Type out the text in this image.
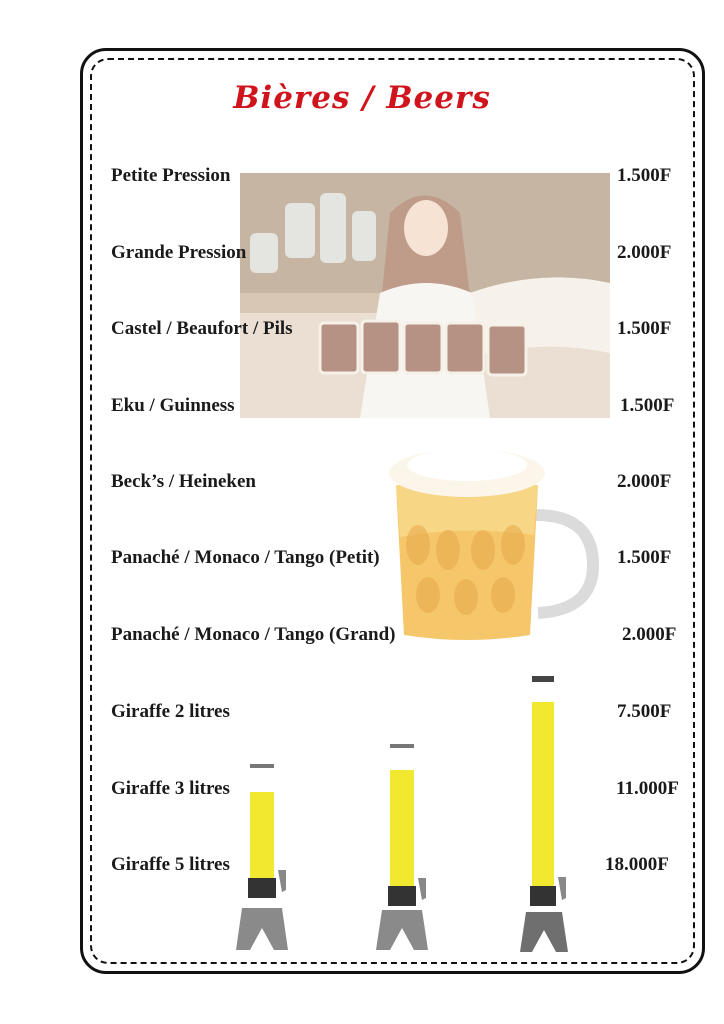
Bières / Beers
Petite Pression	1.500F
Grande Pression	2.000F
Castel / Beaufort / Pils	1.500F
Eku / Guinness	1.500F
Beck’s / Heineken	2.000F
Panaché / Monaco / Tango (Petit)	1.500F
Panaché / Monaco / Tango (Grand)	2.000F
Giraffe 2 litres	7.500F
Giraffe 3 litres	11.000F
Giraffe 5 litres	18.000F
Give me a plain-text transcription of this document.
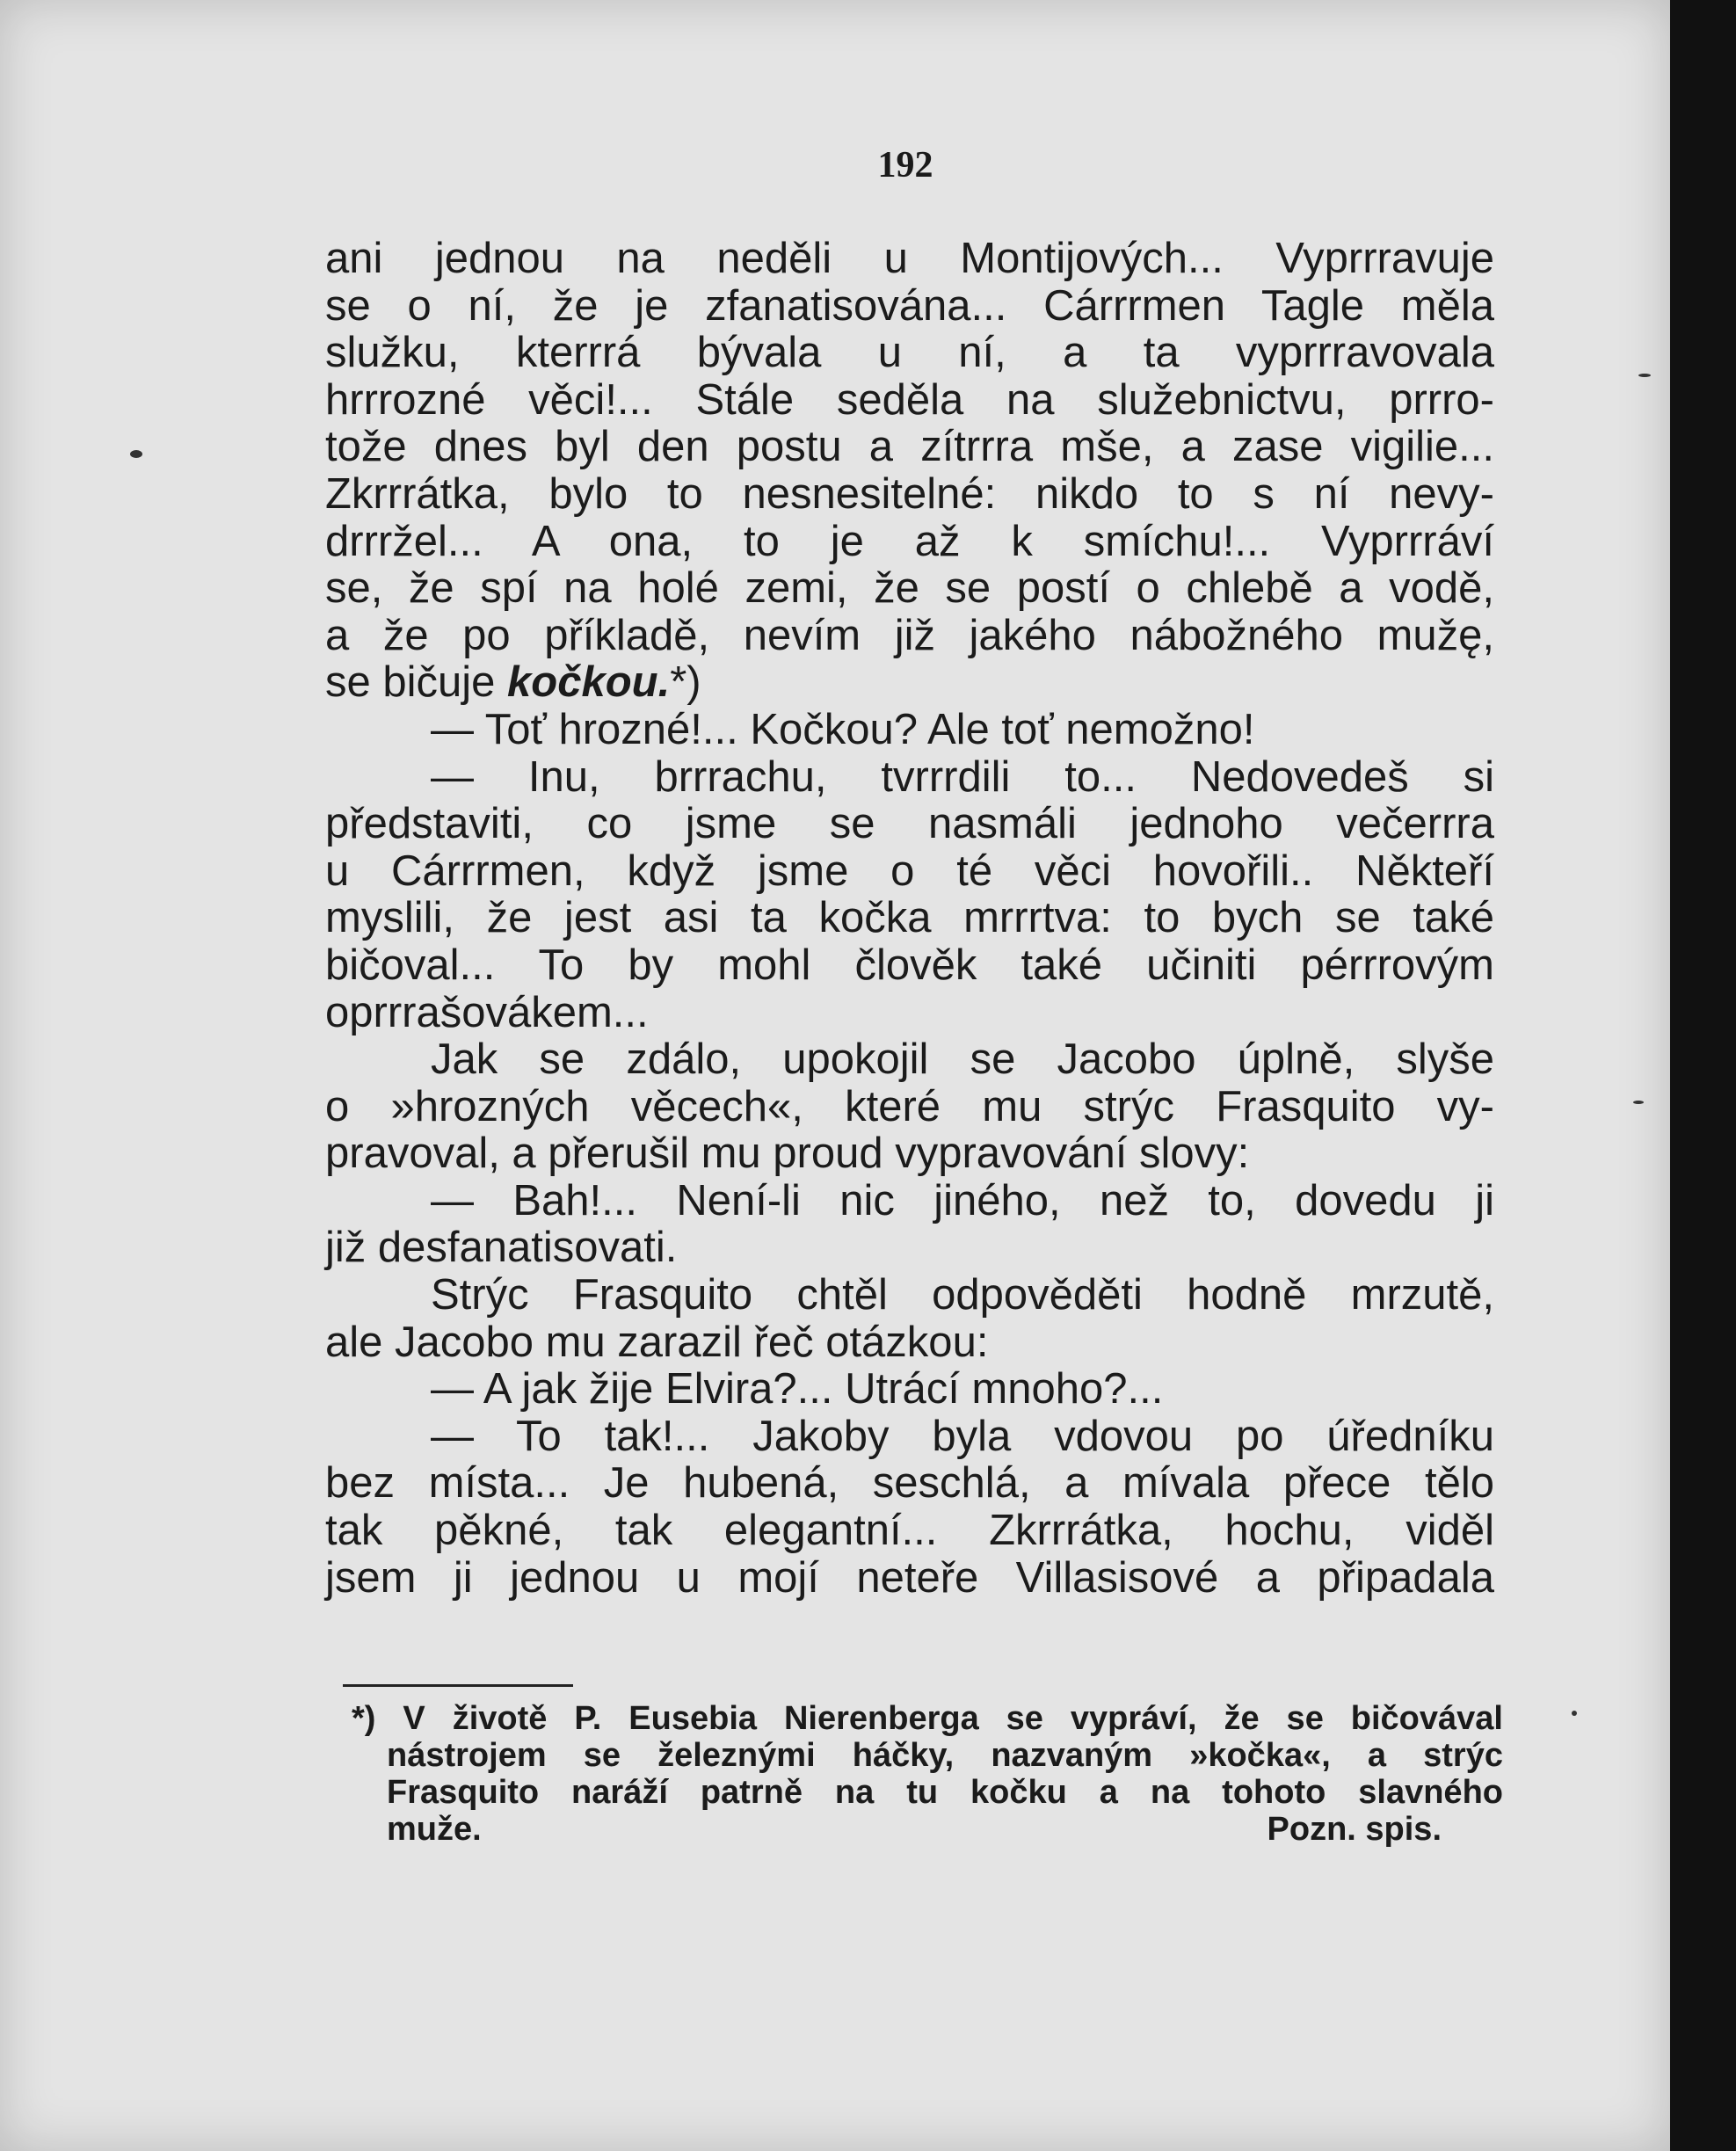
192
ani jednou na neděli u Montijových... Vyprrravuje
se o ní, že je zfanatisována... Cárrrmen Tagle měla
služku, kterrrá bývala u ní, a ta vyprrravovala
hrrrozné věci!... Stále seděla na služebnictvu, prrro-
tože dnes byl den postu a zítrrra mše, a zase vigilie...
Zkrrrátka, bylo to nesnesitelné: nikdo to s ní nevy-
drrržel... A ona, to je až k smíchu!... Vyprrráví
se, že spí na holé zemi, že se postí o chlebě a vodě,
a že po příkladě, nevím již jakého nábožného mužę,
se bičuje kočkou.*)
— Toť hrozné!... Kočkou? Ale toť nemožno!
— Inu, brrrachu, tvrrrdili to... Nedovedeš si
představiti, co jsme se nasmáli jednoho večerrra
u Cárrrmen, když jsme o té věci hovořili.. Někteří
myslili, že jest asi ta kočka mrrrtva: to bych se také
bičoval... To by mohl člověk také učiniti pérrrovým
oprrrašovákem...
Jak se zdálo, upokojil se Jacobo úplně, slyše
o »hrozných věcech«, které mu strýc Frasquito vy-
pravoval, a přerušil mu proud vypravování slovy:
— Bah!... Není-li nic jiného, než to, dovedu ji
již desfanatisovati.
Strýc Frasquito chtěl odpověděti hodně mrzutě,
ale Jacobo mu zarazil řeč otázkou:
— A jak žije Elvira?... Utrácí mnoho?...
— To tak!... Jakoby byla vdovou po úředníku
bez místa... Je hubená, seschlá, a mívala přece tělo
tak pěkné, tak elegantní... Zkrrrátka, hochu, viděl
jsem ji jednou u mojí neteře Villasisové a připadala
*) V životě P. Eusebia Nierenberga se vypráví, že se bičovával
nástrojem se železnými háčky, nazvaným »kočka«, a strýc
Frasquito naráží patrně na tu kočku a na tohoto slavného
muže.	Pozn. spis.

__________

## [GOAL]
Reproduce all of the data exactly; the pictures do not belong in the copy.

## [WORKED SOLUTION]
Type out the text in this image.
Bières / Beers
Petite Pression	1.500F
Grande Pression	2.000F
Castel / Beaufort / Pils	1.500F
Eku / Guinness	1.500F
Beck’s / Heineken	2.000F
Panaché / Monaco / Tango (Petit)	1.500F
Panaché / Monaco / Tango (Grand)	2.000F
Giraffe 2 litres	7.500F
Giraffe 3 litres	11.000F
Giraffe 5 litres	18.000F
Give me a plain-text transcription of this document.
192
ani jednou na neděli u Montijových... Vyprrravuje
se o ní, že je zfanatisována... Cárrrmen Tagle měla
služku, kterrrá bývala u ní, a ta vyprrravovala
hrrrozné věci!... Stále seděla na služebnictvu, prrro-
tože dnes byl den postu a zítrrra mše, a zase vigilie...
Zkrrrátka, bylo to nesnesitelné: nikdo to s ní nevy-
drrržel... A ona, to je až k smíchu!... Vyprrráví
se, že spí na holé zemi, že se postí o chlebě a vodě,
a že po příkladě, nevím již jakého nábožného mužę,
se bičuje kočkou.*)
— Toť hrozné!... Kočkou? Ale toť nemožno!
— Inu, brrrachu, tvrrrdili to... Nedovedeš si
představiti, co jsme se nasmáli jednoho večerrra
u Cárrrmen, když jsme o té věci hovořili.. Někteří
myslili, že jest asi ta kočka mrrrtva: to bych se také
bičoval... To by mohl člověk také učiniti pérrrovým
oprrrašovákem...
Jak se zdálo, upokojil se Jacobo úplně, slyše
o »hrozných věcech«, které mu strýc Frasquito vy-
pravoval, a přerušil mu proud vypravování slovy:
— Bah!... Není-li nic jiného, než to, dovedu ji
již desfanatisovati.
Strýc Frasquito chtěl odpověděti hodně mrzutě,
ale Jacobo mu zarazil řeč otázkou:
— A jak žije Elvira?... Utrácí mnoho?...
— To tak!... Jakoby byla vdovou po úředníku
bez místa... Je hubená, seschlá, a mívala přece tělo
tak pěkné, tak elegantní... Zkrrrátka, hochu, viděl
jsem ji jednou u mojí neteře Villasisové a připadala
*) V životě P. Eusebia Nierenberga se vypráví, že se bičovával
nástrojem se železnými háčky, nazvaným »kočka«, a strýc
Frasquito naráží patrně na tu kočku a na tohoto slavného
muže.	Pozn. spis.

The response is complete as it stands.